Data excerpts:
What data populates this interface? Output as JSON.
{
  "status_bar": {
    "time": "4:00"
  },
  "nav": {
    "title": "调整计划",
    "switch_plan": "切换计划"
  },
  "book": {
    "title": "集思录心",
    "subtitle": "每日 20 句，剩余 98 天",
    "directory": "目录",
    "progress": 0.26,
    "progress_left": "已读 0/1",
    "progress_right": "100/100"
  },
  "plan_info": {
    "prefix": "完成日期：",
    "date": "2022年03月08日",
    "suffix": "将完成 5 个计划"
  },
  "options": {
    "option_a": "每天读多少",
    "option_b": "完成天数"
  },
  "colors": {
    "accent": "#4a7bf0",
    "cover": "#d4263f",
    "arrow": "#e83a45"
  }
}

==

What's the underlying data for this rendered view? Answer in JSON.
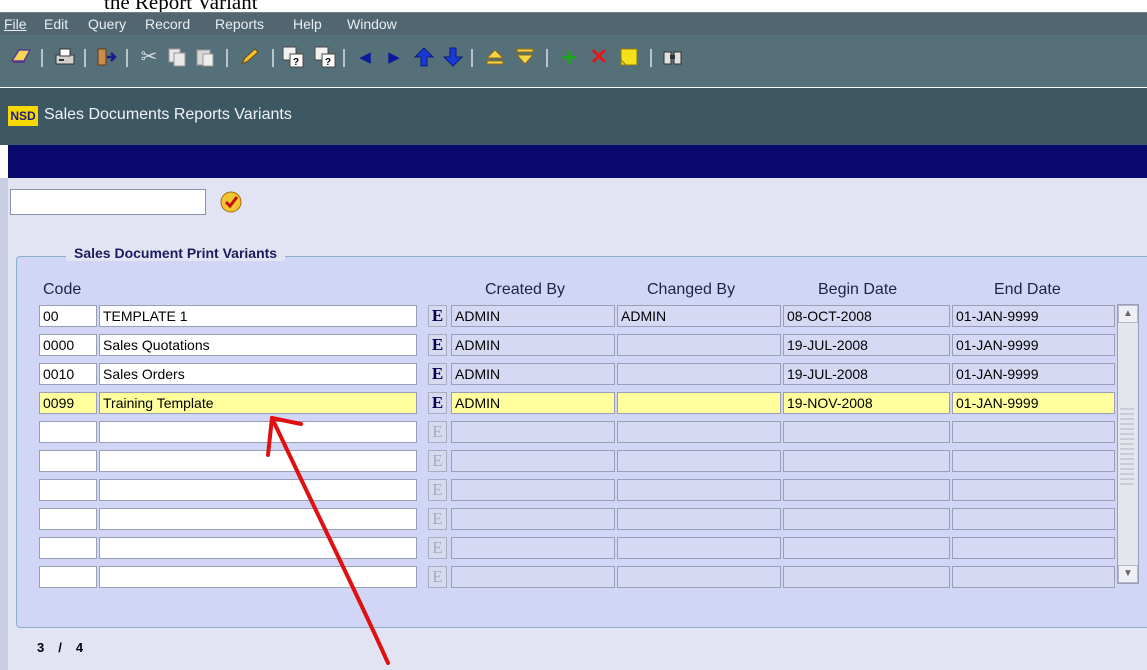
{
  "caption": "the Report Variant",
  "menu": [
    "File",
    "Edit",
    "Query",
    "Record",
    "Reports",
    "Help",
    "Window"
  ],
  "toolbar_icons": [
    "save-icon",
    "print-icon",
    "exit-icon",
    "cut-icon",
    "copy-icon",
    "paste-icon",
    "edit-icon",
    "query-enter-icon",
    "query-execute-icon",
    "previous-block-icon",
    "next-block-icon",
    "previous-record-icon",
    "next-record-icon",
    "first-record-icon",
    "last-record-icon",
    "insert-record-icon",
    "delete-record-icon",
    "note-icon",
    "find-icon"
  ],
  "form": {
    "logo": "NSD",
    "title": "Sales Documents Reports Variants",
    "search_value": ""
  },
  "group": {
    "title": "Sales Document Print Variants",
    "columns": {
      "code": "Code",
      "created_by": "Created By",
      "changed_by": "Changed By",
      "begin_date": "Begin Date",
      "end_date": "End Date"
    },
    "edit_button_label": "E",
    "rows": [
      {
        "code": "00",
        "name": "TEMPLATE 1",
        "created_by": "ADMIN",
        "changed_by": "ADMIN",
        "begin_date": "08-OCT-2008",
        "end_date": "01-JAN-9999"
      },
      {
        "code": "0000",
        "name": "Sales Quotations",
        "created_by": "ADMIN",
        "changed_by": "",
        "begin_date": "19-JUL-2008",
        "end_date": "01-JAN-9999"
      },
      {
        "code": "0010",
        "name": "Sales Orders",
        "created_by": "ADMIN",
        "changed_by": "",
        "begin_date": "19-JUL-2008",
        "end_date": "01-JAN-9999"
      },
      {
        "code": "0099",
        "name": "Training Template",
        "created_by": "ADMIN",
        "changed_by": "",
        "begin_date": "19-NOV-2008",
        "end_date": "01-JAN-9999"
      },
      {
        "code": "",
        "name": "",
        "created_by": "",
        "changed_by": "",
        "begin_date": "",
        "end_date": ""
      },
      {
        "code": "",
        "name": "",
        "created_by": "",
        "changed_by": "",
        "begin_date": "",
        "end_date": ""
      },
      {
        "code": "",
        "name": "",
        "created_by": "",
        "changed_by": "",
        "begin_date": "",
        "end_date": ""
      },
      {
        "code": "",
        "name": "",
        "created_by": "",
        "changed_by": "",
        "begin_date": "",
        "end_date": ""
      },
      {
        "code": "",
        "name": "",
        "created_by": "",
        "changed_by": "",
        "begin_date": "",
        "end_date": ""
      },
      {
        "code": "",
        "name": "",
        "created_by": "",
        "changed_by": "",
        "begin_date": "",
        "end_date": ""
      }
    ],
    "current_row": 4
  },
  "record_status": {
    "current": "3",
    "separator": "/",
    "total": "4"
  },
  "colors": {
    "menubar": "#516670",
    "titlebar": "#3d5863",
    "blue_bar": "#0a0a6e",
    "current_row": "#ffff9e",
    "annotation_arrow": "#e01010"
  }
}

Instruction: Which lines above contain "Variants"? Show each of them.

Output of the task:
    "title": "Sales Documents Reports Variants",
    "title": "Sales Document Print Variants",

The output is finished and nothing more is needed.